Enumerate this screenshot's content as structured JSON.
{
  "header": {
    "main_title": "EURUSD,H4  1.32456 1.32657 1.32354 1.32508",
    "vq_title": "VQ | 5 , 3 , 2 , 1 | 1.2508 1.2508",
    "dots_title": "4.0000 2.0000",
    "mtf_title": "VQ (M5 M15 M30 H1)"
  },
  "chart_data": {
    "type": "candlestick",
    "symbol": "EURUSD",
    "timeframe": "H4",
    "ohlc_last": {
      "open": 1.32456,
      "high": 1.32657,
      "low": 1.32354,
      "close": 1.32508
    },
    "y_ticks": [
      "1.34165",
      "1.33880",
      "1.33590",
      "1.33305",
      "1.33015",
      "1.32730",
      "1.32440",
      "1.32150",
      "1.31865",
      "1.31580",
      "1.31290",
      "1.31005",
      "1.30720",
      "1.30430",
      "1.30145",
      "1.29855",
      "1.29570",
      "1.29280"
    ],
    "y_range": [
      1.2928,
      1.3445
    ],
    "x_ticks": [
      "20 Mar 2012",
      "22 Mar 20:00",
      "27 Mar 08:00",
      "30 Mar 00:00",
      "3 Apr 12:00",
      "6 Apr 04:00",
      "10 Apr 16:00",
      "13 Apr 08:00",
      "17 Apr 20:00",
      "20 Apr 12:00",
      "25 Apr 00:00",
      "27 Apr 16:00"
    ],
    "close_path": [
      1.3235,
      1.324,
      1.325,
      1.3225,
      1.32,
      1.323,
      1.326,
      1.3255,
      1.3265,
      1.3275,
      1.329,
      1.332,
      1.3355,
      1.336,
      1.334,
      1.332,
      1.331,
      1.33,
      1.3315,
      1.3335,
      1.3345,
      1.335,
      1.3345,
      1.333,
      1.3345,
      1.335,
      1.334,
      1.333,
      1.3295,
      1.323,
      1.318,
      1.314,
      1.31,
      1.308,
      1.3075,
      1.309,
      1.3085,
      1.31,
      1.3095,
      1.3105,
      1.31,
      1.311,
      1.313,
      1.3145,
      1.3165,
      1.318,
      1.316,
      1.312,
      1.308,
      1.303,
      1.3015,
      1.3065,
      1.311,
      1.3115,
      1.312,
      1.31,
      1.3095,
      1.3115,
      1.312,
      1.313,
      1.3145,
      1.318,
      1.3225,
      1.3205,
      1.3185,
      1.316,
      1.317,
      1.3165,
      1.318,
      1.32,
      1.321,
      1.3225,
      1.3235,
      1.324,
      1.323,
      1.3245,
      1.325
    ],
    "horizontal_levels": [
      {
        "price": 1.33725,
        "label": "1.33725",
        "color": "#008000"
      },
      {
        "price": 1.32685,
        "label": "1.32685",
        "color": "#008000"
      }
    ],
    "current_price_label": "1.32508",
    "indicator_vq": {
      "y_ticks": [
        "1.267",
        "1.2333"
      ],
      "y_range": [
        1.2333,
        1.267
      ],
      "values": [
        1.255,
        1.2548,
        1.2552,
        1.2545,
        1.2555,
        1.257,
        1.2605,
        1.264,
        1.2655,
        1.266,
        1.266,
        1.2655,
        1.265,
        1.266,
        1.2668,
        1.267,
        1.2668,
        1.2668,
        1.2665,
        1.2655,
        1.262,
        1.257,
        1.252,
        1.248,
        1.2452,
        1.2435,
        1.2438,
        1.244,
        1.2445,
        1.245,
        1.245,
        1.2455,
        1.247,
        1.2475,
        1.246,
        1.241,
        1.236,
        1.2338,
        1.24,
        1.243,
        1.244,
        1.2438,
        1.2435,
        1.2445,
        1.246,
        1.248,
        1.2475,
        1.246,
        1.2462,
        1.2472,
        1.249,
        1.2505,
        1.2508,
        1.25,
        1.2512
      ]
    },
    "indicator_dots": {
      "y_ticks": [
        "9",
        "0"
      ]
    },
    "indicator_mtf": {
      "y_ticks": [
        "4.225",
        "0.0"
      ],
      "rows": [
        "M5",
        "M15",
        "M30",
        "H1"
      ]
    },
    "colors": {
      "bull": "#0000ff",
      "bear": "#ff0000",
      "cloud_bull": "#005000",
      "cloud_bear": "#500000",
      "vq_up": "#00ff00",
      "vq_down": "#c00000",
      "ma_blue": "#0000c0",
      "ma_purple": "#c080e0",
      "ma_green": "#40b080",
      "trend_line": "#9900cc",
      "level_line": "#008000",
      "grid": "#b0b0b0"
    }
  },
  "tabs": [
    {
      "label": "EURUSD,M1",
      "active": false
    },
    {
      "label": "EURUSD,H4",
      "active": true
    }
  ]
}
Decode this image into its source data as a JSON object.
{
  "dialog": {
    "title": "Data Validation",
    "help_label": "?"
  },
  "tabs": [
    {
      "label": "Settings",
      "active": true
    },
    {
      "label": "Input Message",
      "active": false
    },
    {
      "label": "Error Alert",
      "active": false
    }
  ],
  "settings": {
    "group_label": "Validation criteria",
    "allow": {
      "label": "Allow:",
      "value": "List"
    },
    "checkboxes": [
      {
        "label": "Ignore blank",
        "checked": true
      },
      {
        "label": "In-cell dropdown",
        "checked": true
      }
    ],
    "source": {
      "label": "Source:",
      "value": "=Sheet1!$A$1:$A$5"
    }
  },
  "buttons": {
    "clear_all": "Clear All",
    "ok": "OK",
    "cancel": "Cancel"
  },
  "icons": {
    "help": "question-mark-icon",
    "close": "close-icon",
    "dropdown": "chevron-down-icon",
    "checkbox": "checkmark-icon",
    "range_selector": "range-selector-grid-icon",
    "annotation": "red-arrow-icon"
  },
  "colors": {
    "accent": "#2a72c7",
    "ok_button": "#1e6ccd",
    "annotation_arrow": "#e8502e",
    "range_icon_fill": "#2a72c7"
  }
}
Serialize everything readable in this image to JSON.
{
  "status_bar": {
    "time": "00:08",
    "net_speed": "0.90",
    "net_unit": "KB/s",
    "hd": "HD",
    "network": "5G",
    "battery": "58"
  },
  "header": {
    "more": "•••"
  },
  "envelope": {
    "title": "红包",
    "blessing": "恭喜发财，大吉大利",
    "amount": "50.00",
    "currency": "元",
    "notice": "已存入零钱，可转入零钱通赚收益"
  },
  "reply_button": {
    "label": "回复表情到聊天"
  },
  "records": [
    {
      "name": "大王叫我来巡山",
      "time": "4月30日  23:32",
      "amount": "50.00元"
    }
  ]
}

#### [The task]
Determine the number of lines in the listing that hold the word "grid", and supply that number and nothing further.

#### [Response to the exercise]
2